Stored records
>>>>>

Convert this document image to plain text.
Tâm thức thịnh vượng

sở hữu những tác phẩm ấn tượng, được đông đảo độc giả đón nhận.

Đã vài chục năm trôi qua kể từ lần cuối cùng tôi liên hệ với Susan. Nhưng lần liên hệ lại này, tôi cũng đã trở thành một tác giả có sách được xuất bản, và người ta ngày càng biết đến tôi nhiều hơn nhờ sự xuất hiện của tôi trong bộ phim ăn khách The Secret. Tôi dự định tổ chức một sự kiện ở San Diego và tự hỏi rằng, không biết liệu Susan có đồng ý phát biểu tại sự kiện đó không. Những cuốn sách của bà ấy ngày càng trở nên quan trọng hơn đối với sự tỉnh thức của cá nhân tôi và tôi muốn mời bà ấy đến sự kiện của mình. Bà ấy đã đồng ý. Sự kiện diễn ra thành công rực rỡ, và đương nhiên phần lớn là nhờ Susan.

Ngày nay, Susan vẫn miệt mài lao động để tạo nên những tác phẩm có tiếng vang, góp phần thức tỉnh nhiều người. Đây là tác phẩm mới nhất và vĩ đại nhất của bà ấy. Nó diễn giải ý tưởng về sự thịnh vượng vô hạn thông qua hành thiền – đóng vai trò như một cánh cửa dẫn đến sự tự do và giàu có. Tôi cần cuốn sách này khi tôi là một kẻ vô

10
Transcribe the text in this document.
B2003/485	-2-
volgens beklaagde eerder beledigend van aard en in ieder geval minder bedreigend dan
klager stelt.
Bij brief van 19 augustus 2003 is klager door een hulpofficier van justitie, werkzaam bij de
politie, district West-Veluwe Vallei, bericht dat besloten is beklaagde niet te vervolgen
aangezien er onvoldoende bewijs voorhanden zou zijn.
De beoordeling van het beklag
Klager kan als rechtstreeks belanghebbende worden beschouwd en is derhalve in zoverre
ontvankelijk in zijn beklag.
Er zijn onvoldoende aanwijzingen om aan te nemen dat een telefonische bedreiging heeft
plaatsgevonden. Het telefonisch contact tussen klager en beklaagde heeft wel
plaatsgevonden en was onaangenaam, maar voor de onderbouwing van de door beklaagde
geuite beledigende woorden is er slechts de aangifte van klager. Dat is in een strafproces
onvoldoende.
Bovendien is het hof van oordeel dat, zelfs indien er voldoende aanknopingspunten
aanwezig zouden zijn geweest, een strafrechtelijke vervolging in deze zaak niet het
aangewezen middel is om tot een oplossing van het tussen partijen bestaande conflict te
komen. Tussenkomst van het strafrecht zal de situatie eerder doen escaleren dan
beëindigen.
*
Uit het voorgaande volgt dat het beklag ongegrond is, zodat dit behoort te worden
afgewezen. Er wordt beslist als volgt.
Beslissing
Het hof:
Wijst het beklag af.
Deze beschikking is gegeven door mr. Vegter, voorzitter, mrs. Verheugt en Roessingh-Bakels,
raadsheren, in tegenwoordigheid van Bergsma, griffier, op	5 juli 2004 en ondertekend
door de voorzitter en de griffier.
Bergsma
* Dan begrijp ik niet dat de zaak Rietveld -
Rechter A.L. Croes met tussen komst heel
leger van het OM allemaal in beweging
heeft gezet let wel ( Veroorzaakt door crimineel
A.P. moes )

<<<<<

■ The exercise ■
Please retype, exactly as written, every line from the line containing "Transcribe the text in this document." through the last line of the records above, including both of those lines, and nothing else.

■ Exercise result ■
Transcribe the text in this document.
B2003/485	-2-
volgens beklaagde eerder beledigend van aard en in ieder geval minder bedreigend dan
klager stelt.
Bij brief van 19 augustus 2003 is klager door een hulpofficier van justitie, werkzaam bij de
politie, district West-Veluwe Vallei, bericht dat besloten is beklaagde niet te vervolgen
aangezien er onvoldoende bewijs voorhanden zou zijn.
De beoordeling van het beklag
Klager kan als rechtstreeks belanghebbende worden beschouwd en is derhalve in zoverre
ontvankelijk in zijn beklag.
Er zijn onvoldoende aanwijzingen om aan te nemen dat een telefonische bedreiging heeft
plaatsgevonden. Het telefonisch contact tussen klager en beklaagde heeft wel
plaatsgevonden en was onaangenaam, maar voor de onderbouwing van de door beklaagde
geuite beledigende woorden is er slechts de aangifte van klager. Dat is in een strafproces
onvoldoende.
Bovendien is het hof van oordeel dat, zelfs indien er voldoende aanknopingspunten
aanwezig zouden zijn geweest, een strafrechtelijke vervolging in deze zaak niet het
aangewezen middel is om tot een oplossing van het tussen partijen bestaande conflict te
komen. Tussenkomst van het strafrecht zal de situatie eerder doen escaleren dan
beëindigen.
*
Uit het voorgaande volgt dat het beklag ongegrond is, zodat dit behoort te worden
afgewezen. Er wordt beslist als volgt.
Beslissing
Het hof:
Wijst het beklag af.
Deze beschikking is gegeven door mr. Vegter, voorzitter, mrs. Verheugt en Roessingh-Bakels,
raadsheren, in tegenwoordigheid van Bergsma, griffier, op	5 juli 2004 en ondertekend
door de voorzitter en de griffier.
Bergsma
* Dan begrijp ik niet dat de zaak Rietveld -
Rechter A.L. Croes met tussen komst heel
leger van het OM allemaal in beweging
heeft gezet let wel ( Veroorzaakt door crimineel
A.P. moes )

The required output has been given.